• [Directions]
Below are some records; retype all of them exactly.

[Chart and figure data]

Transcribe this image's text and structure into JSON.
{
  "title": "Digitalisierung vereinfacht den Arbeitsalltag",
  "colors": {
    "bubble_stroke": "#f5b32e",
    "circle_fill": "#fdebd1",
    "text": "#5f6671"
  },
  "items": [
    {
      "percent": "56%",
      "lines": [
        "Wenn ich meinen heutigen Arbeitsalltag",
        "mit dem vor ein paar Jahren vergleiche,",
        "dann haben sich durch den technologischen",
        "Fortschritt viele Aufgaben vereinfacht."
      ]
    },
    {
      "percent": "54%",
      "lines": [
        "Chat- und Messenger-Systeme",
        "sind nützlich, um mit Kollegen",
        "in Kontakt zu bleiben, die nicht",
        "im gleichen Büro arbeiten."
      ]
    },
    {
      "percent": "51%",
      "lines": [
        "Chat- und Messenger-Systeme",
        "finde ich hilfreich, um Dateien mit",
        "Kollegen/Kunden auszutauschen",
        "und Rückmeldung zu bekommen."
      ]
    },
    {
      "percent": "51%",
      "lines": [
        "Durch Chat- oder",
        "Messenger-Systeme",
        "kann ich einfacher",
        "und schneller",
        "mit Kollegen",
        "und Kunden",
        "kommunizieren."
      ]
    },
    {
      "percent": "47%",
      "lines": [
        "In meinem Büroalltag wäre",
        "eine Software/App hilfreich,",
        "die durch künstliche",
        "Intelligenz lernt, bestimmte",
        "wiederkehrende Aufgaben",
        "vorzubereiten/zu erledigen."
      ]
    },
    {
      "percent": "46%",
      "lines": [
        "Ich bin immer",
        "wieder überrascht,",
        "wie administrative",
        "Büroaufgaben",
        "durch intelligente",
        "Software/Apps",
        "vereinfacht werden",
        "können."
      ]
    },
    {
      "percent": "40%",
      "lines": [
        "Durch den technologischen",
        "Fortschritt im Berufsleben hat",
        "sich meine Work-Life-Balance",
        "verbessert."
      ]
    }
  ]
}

• [Solution]
Transcribe this image's text and structure into JSON.
{
  "title": "Digitalisierung vereinfacht den Arbeitsalltag",
  "colors": {
    "bubble_stroke": "#f5b32e",
    "circle_fill": "#fdebd1",
    "text": "#5f6671"
  },
  "items": [
    {
      "percent": "56%",
      "lines": [
        "Wenn ich meinen heutigen Arbeitsalltag",
        "mit dem vor ein paar Jahren vergleiche,",
        "dann haben sich durch den technologischen",
        "Fortschritt viele Aufgaben vereinfacht."
      ]
    },
    {
      "percent": "54%",
      "lines": [
        "Chat- und Messenger-Systeme",
        "sind nützlich, um mit Kollegen",
        "in Kontakt zu bleiben, die nicht",
        "im gleichen Büro arbeiten."
      ]
    },
    {
      "percent": "51%",
      "lines": [
        "Chat- und Messenger-Systeme",
        "finde ich hilfreich, um Dateien mit",
        "Kollegen/Kunden auszutauschen",
        "und Rückmeldung zu bekommen."
      ]
    },
    {
      "percent": "51%",
      "lines": [
        "Durch Chat- oder",
        "Messenger-Systeme",
        "kann ich einfacher",
        "und schneller",
        "mit Kollegen",
        "und Kunden",
        "kommunizieren."
      ]
    },
    {
      "percent": "47%",
      "lines": [
        "In meinem Büroalltag wäre",
        "eine Software/App hilfreich,",
        "die durch künstliche",
        "Intelligenz lernt, bestimmte",
        "wiederkehrende Aufgaben",
        "vorzubereiten/zu erledigen."
      ]
    },
    {
      "percent": "46%",
      "lines": [
        "Ich bin immer",
        "wieder überrascht,",
        "wie administrative",
        "Büroaufgaben",
        "durch intelligente",
        "Software/Apps",
        "vereinfacht werden",
        "können."
      ]
    },
    {
      "percent": "40%",
      "lines": [
        "Durch den technologischen",
        "Fortschritt im Berufsleben hat",
        "sich meine Work-Life-Balance",
        "verbessert."
      ]
    }
  ]
}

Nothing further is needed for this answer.